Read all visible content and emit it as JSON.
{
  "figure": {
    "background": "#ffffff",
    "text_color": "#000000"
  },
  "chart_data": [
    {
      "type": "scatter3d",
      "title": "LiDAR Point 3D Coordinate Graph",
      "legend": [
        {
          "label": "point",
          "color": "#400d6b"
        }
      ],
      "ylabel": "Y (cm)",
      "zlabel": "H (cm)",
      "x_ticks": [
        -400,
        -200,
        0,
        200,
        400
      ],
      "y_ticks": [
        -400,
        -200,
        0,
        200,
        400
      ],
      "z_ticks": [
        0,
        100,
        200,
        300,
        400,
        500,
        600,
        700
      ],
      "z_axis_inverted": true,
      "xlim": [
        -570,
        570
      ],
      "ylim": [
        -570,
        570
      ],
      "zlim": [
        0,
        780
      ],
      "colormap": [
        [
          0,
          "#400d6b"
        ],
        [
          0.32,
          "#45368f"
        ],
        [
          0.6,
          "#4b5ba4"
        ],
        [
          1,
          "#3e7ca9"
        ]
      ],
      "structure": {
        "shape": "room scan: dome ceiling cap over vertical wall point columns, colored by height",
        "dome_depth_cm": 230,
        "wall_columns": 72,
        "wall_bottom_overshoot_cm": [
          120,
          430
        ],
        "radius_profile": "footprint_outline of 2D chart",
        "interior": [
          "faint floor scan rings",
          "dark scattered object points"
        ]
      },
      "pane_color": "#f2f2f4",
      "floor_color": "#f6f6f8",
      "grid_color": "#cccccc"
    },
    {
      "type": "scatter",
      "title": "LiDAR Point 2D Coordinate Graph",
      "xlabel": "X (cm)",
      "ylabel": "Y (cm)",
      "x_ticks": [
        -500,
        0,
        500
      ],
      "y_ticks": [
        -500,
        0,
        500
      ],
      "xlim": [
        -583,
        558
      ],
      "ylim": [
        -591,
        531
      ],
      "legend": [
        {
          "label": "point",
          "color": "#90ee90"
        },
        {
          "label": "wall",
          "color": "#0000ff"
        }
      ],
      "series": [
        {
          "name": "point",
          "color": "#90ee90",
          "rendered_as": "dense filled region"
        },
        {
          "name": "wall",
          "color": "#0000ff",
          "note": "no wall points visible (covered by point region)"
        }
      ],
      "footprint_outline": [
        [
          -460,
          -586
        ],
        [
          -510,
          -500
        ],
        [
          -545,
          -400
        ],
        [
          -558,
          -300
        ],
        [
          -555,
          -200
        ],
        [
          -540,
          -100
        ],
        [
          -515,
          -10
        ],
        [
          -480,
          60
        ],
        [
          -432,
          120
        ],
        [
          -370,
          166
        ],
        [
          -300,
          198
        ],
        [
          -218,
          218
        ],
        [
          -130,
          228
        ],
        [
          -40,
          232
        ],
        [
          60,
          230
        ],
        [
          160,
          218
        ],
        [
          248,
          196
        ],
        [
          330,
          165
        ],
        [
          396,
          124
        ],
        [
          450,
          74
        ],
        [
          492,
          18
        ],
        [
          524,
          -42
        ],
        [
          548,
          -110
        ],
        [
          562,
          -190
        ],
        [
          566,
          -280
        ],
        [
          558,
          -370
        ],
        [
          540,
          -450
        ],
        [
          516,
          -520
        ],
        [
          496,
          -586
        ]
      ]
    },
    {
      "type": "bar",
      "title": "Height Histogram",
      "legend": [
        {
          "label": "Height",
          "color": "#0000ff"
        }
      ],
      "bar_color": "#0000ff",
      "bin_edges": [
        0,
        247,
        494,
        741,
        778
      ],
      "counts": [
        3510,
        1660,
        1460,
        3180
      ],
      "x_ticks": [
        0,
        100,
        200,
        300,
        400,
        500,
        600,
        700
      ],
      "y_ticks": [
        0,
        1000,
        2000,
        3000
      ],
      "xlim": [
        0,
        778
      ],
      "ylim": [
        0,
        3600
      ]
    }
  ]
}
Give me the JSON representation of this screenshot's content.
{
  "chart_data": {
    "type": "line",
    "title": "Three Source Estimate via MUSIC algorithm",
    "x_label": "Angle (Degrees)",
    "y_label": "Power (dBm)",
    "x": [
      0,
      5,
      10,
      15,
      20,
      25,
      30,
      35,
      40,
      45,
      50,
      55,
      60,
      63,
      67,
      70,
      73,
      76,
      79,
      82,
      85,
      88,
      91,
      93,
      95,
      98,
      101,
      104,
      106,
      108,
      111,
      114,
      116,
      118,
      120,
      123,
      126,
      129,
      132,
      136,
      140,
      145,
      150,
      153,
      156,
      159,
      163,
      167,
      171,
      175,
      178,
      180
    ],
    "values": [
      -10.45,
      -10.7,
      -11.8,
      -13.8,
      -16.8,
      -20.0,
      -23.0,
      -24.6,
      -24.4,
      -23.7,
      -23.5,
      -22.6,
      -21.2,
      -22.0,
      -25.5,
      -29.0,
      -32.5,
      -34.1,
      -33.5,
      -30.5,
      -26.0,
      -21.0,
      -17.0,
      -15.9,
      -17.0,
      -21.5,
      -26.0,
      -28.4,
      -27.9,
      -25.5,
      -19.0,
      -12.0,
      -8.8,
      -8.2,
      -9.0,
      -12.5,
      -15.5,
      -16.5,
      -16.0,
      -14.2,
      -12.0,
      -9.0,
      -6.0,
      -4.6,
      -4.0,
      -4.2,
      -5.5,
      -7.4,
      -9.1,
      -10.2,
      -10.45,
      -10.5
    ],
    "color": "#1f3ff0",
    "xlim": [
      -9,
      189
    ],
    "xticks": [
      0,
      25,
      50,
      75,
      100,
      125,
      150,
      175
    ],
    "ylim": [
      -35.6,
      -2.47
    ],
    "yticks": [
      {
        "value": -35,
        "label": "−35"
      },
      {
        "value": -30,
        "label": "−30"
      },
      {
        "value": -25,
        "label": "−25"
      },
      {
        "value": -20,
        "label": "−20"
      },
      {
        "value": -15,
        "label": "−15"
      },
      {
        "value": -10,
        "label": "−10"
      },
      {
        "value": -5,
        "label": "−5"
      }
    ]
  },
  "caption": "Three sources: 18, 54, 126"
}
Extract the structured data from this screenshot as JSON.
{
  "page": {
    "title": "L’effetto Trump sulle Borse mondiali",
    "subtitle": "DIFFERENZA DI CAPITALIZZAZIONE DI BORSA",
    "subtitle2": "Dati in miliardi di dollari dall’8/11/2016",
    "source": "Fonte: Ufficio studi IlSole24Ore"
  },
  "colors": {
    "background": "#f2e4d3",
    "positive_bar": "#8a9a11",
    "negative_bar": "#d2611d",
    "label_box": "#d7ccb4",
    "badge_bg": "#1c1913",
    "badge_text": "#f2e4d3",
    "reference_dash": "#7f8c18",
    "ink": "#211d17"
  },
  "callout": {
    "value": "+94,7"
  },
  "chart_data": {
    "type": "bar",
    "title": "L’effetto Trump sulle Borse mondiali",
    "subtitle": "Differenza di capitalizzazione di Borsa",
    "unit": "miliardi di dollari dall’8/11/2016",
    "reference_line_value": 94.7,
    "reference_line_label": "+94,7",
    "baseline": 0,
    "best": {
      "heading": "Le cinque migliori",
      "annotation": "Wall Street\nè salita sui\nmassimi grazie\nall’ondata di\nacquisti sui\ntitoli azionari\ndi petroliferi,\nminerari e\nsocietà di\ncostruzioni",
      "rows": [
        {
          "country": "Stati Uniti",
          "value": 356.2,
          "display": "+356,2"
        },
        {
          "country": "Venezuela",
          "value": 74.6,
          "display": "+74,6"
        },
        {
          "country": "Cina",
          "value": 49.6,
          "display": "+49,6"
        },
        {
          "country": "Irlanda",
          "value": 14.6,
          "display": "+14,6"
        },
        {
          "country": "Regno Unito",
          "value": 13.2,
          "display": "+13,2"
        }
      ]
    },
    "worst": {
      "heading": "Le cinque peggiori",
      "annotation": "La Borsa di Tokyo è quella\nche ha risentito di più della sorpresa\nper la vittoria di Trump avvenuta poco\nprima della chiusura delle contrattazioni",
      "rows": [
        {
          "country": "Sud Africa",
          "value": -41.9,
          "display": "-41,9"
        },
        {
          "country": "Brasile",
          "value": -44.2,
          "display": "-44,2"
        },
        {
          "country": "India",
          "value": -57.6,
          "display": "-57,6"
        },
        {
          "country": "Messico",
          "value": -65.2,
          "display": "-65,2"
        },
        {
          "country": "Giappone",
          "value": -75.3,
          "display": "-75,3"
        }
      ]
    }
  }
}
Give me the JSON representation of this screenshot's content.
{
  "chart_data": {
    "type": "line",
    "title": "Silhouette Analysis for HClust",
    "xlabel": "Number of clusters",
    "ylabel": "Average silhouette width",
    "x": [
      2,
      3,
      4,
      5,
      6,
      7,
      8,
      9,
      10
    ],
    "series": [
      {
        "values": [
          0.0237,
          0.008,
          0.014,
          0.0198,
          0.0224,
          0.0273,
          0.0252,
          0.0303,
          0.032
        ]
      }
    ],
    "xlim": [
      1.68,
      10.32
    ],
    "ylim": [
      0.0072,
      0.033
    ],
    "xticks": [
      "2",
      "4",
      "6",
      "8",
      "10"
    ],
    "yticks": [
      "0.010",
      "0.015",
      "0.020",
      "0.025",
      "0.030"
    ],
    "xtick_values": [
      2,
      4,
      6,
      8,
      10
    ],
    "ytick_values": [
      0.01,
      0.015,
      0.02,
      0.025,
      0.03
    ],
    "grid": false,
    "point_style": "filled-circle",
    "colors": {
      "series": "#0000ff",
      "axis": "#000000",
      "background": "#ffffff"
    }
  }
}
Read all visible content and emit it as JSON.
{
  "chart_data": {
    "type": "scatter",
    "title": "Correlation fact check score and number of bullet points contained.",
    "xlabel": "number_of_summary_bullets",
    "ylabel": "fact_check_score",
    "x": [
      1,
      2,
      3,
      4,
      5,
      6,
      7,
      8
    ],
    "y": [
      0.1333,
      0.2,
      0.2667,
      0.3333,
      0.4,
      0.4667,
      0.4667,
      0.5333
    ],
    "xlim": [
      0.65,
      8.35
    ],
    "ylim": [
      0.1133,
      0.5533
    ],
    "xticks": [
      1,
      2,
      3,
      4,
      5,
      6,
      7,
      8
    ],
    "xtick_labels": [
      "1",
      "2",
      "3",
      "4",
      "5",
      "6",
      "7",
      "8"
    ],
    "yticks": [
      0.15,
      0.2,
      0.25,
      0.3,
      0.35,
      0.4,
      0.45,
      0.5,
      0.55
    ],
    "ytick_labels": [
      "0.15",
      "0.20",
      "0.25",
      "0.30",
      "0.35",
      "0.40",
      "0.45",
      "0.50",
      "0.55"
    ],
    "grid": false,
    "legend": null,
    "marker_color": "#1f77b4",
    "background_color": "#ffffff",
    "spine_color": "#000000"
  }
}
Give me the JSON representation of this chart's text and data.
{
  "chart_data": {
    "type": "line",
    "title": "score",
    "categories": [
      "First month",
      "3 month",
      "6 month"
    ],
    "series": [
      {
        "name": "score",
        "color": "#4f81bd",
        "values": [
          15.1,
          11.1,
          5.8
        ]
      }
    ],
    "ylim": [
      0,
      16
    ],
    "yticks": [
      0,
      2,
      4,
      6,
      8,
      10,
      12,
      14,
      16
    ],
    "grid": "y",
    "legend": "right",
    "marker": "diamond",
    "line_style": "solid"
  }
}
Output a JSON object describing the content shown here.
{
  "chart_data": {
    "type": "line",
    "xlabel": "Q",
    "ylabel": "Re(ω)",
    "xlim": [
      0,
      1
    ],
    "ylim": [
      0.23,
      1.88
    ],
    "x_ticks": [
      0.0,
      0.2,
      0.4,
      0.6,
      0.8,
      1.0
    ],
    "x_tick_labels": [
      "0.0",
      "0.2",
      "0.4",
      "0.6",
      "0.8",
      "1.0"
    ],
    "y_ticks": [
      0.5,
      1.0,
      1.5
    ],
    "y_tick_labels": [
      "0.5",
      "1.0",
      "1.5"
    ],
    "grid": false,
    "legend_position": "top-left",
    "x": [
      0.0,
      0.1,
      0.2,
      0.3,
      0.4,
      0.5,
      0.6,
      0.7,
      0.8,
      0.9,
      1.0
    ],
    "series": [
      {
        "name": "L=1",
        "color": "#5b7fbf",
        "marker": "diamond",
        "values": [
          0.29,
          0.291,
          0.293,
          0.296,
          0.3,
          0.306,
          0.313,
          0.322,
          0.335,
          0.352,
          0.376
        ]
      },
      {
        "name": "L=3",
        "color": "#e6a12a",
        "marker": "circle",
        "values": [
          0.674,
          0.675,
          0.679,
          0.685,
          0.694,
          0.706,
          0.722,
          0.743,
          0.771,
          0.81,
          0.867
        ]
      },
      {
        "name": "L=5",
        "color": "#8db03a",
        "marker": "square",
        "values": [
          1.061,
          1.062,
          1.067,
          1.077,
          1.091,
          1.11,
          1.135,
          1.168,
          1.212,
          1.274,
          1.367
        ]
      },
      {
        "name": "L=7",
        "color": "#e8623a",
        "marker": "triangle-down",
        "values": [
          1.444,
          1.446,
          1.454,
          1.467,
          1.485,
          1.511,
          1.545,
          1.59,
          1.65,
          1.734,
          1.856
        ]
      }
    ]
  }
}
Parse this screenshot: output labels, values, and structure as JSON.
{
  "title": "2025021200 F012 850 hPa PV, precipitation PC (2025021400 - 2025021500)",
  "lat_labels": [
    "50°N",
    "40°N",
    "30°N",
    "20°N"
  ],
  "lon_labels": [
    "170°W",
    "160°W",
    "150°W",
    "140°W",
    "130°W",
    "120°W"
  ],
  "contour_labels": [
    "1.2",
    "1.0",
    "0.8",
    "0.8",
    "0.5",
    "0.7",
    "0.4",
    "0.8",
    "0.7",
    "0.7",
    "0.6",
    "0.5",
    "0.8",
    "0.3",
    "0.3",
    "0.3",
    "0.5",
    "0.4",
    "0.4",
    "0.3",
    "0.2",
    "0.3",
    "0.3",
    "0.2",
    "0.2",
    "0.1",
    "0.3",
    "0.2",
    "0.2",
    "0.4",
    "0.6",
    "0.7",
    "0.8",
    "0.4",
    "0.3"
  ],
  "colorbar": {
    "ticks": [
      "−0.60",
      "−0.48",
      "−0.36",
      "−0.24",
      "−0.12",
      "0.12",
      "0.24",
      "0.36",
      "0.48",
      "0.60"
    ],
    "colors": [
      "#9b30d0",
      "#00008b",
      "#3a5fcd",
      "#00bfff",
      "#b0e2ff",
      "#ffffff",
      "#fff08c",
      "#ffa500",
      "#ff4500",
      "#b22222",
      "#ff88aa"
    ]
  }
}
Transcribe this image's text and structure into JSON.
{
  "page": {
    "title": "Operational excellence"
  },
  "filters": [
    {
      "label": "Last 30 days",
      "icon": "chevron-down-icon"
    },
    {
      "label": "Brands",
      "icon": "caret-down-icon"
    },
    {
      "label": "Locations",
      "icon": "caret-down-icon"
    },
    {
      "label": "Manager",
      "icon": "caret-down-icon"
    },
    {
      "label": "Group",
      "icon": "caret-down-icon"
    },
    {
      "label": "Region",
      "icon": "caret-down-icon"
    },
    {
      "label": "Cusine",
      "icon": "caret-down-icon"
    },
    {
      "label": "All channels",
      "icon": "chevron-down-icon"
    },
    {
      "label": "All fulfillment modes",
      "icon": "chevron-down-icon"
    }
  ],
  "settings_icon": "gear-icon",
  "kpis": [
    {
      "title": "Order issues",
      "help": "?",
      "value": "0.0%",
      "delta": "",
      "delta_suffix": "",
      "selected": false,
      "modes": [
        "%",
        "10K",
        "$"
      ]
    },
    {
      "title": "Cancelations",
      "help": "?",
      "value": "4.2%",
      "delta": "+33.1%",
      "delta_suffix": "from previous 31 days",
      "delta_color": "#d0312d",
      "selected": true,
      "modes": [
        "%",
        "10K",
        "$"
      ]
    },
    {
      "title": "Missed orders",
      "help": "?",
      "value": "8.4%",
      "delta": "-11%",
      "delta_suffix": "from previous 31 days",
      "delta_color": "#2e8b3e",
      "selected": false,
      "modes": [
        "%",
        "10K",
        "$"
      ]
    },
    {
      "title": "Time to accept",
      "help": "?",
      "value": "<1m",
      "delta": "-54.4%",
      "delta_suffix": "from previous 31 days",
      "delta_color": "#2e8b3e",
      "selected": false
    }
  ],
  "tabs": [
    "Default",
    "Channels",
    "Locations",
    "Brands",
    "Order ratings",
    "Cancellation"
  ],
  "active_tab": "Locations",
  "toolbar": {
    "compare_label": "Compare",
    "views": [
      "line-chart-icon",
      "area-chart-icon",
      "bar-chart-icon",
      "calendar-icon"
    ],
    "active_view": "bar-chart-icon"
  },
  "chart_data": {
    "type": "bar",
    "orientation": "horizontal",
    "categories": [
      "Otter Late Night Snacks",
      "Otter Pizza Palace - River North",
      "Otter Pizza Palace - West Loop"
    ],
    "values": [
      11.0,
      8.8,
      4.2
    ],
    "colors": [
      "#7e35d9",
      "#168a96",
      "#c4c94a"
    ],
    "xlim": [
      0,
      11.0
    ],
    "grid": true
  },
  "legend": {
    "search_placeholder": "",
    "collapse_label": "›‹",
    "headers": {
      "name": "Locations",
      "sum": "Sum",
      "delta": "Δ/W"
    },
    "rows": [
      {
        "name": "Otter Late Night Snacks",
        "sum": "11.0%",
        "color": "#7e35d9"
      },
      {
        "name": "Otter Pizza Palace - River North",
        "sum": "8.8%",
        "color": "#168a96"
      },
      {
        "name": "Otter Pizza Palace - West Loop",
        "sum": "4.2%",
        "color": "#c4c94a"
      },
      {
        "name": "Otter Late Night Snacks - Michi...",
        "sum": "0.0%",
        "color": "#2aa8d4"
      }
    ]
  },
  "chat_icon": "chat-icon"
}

- Aim of the exercise:
Determine how many lines of the listing hold the word "filled" and reply with that figure alone.

- Answer to the exercise:
2